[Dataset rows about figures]

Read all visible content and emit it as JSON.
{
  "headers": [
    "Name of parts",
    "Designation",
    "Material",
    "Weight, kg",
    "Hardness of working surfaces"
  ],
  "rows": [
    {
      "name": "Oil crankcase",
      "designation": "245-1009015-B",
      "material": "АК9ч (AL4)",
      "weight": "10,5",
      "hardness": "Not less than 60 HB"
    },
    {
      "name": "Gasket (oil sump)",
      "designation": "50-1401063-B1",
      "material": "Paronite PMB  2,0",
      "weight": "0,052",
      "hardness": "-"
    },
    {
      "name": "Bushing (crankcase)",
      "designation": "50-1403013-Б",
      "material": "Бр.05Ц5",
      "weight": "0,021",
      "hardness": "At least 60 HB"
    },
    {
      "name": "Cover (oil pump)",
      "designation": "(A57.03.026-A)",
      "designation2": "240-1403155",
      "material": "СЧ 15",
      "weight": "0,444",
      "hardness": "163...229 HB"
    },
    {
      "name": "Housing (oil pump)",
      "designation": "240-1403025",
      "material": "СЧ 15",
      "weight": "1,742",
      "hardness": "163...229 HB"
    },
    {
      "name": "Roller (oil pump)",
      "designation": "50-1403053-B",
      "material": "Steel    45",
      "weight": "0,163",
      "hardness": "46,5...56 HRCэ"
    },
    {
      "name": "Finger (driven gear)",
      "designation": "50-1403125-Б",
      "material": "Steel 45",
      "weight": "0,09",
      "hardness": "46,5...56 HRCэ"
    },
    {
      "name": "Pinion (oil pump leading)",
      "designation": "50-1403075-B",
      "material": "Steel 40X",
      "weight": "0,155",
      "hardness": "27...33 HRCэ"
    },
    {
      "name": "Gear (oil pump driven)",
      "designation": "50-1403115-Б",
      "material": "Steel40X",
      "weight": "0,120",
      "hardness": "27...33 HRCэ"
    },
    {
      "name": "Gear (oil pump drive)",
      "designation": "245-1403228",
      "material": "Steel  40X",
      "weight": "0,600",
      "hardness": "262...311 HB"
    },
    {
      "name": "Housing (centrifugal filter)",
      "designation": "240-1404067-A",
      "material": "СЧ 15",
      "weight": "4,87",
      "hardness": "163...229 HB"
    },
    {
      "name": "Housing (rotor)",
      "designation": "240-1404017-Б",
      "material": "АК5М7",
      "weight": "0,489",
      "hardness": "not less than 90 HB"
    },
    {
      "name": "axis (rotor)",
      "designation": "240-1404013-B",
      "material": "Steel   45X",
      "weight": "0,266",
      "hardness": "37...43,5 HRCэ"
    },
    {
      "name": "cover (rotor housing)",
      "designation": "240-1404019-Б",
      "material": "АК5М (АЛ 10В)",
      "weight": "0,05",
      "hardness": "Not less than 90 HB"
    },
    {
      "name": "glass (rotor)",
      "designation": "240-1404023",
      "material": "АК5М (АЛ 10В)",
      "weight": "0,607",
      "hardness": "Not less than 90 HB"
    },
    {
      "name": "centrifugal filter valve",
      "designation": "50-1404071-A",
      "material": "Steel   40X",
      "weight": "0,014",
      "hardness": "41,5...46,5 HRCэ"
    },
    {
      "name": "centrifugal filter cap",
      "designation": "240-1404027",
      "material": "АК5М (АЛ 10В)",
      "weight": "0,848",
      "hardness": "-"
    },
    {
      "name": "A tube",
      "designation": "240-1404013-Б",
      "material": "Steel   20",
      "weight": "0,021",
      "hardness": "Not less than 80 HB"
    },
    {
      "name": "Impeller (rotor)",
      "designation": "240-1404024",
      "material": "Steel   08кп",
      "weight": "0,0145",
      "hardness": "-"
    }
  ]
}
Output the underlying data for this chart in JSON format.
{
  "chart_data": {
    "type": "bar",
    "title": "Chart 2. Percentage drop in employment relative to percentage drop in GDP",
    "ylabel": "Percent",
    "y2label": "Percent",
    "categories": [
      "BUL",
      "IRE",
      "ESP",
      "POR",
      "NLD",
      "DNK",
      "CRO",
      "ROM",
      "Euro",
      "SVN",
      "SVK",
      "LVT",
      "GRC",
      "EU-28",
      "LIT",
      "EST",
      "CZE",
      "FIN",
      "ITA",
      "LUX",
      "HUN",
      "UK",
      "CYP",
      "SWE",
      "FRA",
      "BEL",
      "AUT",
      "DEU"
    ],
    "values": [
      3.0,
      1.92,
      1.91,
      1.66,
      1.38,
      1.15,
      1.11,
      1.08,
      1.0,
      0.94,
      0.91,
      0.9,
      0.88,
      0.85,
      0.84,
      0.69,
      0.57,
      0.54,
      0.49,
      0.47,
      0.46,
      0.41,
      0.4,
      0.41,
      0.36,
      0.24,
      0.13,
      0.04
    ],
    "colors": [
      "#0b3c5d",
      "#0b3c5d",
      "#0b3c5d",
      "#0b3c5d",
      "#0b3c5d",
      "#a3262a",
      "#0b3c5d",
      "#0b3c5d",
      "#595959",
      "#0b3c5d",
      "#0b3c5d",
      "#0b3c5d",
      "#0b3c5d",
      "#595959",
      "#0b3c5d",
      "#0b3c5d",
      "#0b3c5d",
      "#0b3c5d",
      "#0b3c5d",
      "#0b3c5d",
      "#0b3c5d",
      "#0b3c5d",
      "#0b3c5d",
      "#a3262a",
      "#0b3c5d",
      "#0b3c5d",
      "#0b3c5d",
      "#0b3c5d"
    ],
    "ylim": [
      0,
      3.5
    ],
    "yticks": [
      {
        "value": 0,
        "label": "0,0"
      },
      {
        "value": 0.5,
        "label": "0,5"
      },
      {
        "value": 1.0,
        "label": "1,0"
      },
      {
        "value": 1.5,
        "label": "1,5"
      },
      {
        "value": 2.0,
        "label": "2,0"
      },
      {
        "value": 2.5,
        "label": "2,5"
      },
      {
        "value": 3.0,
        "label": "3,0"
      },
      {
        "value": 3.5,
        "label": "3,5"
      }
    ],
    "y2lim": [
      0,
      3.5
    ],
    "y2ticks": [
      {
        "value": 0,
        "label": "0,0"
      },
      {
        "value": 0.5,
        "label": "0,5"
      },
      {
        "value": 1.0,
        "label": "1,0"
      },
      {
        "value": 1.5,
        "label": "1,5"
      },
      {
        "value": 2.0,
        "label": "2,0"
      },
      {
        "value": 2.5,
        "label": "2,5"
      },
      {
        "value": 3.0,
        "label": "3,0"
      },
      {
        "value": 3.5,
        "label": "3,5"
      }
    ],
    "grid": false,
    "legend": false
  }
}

* THE REQUEST
Provide solely the number of lines in the data that include the word "centrifugal".

* REPLY TO THE EXERCISE
3